Exercise instructions:
Write out, word for word, the passage of the Luanda novel summary starting at "Ononato and Little" and ending at "to the sky.".

Extracted text:
[start]
While searching for his son, Odonato runs into Superintendent Gadinho who helps to locate his son. He discovers that the policemen took him down to a police station with a strict commanding officer. Odonato is told that the commanding officer wants food in exchange for his son, but every time Odonato delivers food to the police station, the policemen eat it. He goes to the station one last time, but he discovers that Ciente was consigned to the fourteenth district cemetery three days ago.

Ononato and Little Daddy find Ciente's body at the cemetery and carry him back to the apartment building. The closer they get to the apartment, the heavier Ciente's body becomes. The residents have to help carry Ciente to Odonato's apartment on the sixth floor. When they place him on a table, the body breaks the table and falls through the floors below to the main entrance.

The residents attend Ciente's funeral at the Church of the Sacred Little Lamb founded by one of the residents. Odonato has become so light that he needs to be tethered to a chair. After the funeral, Odonato asks to be tied to his favorite spot on the roof of the apartment building. At the end of the novel, Luanda is engulfed in flames and Odonato floats to the sky.

In addition to Odonato, the story follows the private lives of many of the residents of the Maianga building. On the third floor is Little Daddy who came to Luanda searching for his lost mother. By the end of the novel, his search is publicized and his mother is found, but Little Daddy is dead from an altercation in the streets. Senhor Eduardo, Edú, and Nga Nelucha live on the fourth floor. Edú is often visited by international specialists who are fascinated by the large hernia on his left testicle. Meanwhile, Comrade Mute on the fifth floor is an excellent barbecue cook who loves playing music from his apartment.

Other characters include João Slowly who founds the Church of the Sacred Little Lamb next to his favorite bar. He also creates the Rooster Camões Cinema at the top of the apartment building. Additionally, Blind Man and Seashell Seller sell seashells to wealthy residents and residents in the apartment building. They appear in the beginning and the end of the novel with Blind Man inquiring Seashell Seller about the color of fire. Seashell Seller and Amarelinha fall in love, and it is suggested that Amarelinha is pregnant. Lastly, the Mailman handwrites countless letters to anyone in power asking for transportation to help him deliver the mail. At the end of the novel, he reads an official letter that denies the concession of a vehicle.

In Luanda, excavations are being carried out in search of oil, which not only takes peace of mind from the city dwellers, but will severely damage the city as a whole. The excavations culminate in the entirety of Luanda burning as an errant spark turns the oil buried underneath the city into a firestorm. Odonato, having become nearly entirely transparent by the end of the novel, floats above the flames, away from the fire engulfing his former home. In this final scene, the magical realist symbolism is very important. Despite the many warnings of the dangers of the oil drilling project, capitalist politicians and powerful businesses hungry for money and nothing else pushed through with the oil drilling, causing Luanda to become an inferno. As a result, this novel uses magical realist elements as a critique of colonialism, capitalism, and the corrosive and harmful aspects of corrupt politicians.
[end]
Records:
[start]
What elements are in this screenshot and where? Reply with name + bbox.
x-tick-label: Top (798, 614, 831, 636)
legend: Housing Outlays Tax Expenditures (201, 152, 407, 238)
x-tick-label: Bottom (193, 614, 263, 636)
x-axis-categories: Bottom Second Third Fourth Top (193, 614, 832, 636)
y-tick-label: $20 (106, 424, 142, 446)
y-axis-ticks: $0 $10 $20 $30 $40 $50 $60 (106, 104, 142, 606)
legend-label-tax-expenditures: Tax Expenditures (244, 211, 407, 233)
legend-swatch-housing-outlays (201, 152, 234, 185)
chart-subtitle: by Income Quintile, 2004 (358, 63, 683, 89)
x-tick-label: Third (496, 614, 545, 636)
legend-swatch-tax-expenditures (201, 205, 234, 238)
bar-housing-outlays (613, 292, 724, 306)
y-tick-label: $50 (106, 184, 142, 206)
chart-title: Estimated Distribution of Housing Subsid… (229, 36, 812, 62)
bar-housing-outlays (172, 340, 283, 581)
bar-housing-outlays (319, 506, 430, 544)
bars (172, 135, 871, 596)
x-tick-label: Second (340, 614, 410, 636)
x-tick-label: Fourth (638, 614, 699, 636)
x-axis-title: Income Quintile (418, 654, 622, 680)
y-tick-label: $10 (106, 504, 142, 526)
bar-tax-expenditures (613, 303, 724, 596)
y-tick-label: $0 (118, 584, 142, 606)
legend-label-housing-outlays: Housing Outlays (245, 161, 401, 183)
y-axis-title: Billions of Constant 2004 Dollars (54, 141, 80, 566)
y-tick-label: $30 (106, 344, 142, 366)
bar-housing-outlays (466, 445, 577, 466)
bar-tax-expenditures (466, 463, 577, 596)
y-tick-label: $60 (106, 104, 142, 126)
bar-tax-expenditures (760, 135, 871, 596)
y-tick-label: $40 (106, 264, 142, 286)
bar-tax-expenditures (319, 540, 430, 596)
[end]
Full output:
Ononato and Little Daddy find Ciente's body at the cemetery and carry him back to the apartment building. The closer they get to the apartment, the heavier Ciente's body becomes. The residents have to help carry Ciente to Odonato's apartment on the sixth floor. When they place him on a table, the body breaks the table and falls through the floors below to the main entrance.

The residents attend Ciente's funeral at the Church of the Sacred Little Lamb founded by one of the residents. Odonato has become so light that he needs to be tethered to a chair. After the funeral, Odonato asks to be tied to his favorite spot on the roof of the apartment building. At the end of the novel, Luanda is engulfed in flames and Odonato floats to the sky.